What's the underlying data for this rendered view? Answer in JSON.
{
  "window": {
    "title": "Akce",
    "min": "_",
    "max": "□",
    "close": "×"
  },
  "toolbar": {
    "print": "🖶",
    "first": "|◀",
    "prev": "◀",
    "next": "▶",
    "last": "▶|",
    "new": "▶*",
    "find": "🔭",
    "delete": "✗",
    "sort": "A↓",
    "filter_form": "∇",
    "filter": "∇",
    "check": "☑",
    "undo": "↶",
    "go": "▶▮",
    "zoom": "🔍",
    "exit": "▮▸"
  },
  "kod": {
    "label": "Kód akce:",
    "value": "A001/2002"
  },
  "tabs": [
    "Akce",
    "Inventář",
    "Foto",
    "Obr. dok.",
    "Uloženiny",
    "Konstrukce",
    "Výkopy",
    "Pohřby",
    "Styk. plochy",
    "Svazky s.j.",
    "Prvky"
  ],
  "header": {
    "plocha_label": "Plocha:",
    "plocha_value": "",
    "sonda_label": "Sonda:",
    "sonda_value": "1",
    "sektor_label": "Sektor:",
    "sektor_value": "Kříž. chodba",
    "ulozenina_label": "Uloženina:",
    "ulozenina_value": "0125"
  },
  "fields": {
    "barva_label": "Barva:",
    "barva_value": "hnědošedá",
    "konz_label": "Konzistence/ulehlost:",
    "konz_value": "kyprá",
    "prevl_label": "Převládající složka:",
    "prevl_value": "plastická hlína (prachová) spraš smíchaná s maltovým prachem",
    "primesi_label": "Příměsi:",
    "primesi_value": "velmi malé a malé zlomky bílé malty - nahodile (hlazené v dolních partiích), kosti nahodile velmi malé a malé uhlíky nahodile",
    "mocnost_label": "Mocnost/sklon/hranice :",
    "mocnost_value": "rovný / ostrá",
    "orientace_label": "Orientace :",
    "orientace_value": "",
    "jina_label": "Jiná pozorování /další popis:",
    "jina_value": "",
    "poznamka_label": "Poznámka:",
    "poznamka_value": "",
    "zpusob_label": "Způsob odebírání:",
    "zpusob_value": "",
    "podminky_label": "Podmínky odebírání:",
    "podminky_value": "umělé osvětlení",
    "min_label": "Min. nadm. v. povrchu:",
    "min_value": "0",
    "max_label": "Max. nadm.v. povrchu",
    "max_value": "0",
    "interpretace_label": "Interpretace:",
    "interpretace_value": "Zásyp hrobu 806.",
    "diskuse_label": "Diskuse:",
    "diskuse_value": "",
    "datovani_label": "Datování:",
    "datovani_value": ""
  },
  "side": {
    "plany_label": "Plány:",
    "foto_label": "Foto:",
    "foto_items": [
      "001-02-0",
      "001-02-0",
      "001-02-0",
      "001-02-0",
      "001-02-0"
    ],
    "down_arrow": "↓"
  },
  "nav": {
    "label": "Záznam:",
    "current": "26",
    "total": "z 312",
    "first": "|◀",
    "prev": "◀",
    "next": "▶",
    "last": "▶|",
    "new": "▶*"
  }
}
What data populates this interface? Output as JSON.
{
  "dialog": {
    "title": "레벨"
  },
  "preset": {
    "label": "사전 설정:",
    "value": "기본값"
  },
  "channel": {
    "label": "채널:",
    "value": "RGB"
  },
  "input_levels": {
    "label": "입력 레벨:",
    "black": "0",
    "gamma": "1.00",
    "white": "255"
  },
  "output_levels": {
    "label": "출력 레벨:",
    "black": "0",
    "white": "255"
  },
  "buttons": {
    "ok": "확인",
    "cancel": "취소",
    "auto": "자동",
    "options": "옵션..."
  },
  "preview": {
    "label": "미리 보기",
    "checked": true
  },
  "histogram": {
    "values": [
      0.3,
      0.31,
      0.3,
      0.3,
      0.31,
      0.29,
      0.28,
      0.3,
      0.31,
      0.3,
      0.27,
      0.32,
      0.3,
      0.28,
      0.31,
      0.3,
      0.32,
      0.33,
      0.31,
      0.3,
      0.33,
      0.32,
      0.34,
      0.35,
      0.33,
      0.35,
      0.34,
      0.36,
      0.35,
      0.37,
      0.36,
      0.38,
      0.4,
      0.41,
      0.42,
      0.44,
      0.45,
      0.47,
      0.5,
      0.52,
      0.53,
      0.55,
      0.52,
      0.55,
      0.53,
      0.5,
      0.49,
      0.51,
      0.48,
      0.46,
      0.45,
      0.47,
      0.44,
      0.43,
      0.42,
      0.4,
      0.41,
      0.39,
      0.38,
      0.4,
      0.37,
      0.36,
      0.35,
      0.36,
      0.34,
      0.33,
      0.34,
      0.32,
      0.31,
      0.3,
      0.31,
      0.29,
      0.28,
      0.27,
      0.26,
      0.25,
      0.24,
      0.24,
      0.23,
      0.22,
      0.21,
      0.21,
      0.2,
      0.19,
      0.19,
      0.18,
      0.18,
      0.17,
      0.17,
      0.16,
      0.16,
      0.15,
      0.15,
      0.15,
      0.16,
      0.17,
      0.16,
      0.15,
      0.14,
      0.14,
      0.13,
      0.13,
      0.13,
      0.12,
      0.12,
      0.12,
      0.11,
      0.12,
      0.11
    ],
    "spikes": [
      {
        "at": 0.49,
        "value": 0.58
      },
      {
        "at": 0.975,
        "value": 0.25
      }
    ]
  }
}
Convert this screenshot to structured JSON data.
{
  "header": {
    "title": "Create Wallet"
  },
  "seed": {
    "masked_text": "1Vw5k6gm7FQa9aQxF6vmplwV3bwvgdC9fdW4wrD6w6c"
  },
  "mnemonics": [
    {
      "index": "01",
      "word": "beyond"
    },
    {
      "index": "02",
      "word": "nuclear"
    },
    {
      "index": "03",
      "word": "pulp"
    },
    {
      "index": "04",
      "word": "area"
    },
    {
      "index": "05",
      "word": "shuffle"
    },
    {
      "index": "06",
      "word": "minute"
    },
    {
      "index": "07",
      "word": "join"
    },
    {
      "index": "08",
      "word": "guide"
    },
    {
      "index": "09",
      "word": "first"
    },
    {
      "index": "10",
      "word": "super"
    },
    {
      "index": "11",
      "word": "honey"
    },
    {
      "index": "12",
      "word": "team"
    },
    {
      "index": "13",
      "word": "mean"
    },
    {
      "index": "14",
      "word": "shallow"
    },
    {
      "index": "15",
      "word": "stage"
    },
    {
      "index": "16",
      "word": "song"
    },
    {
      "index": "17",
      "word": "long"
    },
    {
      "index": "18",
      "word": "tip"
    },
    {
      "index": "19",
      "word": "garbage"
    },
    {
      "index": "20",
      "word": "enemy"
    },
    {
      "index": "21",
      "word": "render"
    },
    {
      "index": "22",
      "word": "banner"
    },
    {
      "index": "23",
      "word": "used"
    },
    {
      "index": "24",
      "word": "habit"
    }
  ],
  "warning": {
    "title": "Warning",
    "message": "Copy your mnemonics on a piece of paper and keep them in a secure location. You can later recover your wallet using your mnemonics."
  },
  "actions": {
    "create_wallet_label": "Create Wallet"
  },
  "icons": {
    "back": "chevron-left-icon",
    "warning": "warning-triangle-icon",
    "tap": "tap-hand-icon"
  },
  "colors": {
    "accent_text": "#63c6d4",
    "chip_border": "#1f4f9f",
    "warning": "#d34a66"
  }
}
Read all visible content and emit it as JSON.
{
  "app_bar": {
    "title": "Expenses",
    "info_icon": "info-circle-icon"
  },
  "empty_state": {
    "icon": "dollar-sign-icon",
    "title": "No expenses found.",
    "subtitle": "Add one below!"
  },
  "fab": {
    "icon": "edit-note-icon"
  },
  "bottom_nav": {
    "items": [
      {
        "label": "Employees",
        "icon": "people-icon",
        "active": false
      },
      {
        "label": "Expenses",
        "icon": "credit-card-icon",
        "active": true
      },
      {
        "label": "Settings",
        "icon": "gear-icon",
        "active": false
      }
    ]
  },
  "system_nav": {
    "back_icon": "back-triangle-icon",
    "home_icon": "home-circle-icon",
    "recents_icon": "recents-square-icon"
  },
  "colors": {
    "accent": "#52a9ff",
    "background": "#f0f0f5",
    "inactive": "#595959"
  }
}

__________

§ TASK DIRECTIONS
Copy and report every line where the word "data" is present.

§ FULL RESPONSE
What's the underlying data for this rendered view? Answer in JSON.
What data populates this interface? Output as JSON.
Convert this screenshot to structured JSON data.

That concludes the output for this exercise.